§ Source material
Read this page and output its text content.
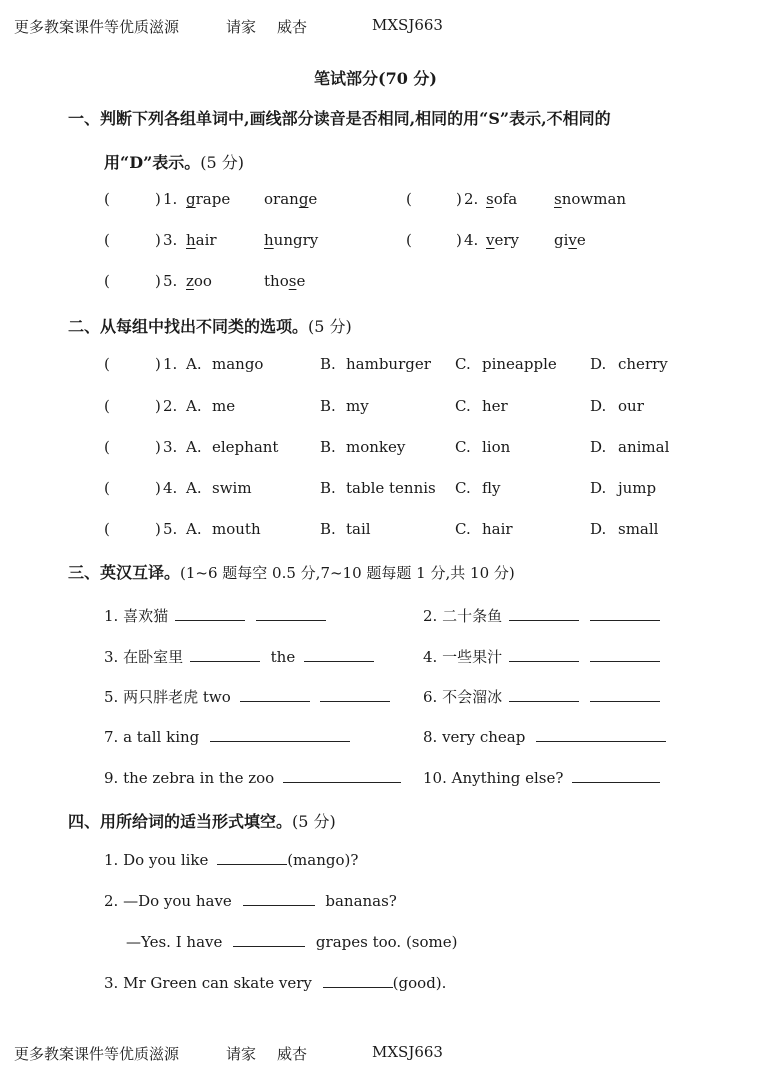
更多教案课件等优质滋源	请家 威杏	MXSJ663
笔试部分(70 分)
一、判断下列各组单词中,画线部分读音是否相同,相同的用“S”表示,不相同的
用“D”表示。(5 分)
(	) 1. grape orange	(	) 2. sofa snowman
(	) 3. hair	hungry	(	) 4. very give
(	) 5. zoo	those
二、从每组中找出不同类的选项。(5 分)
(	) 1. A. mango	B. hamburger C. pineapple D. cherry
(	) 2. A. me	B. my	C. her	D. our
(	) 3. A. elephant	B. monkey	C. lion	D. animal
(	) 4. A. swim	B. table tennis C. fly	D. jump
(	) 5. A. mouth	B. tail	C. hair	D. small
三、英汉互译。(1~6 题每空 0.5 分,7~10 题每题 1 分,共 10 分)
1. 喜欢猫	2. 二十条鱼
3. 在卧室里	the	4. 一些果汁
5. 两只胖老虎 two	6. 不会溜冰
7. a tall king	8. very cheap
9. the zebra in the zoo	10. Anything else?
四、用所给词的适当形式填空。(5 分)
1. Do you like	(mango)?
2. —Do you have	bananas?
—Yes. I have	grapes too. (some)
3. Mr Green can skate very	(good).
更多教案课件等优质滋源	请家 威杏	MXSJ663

§ Your instructions
Which lines above hold the word "very"? Copy each of them.

§ Output for this exercise
(	) 3. hair	hungry	(	) 4. very give
7. a tall king	8. very cheap
3. Mr Green can skate very	(good).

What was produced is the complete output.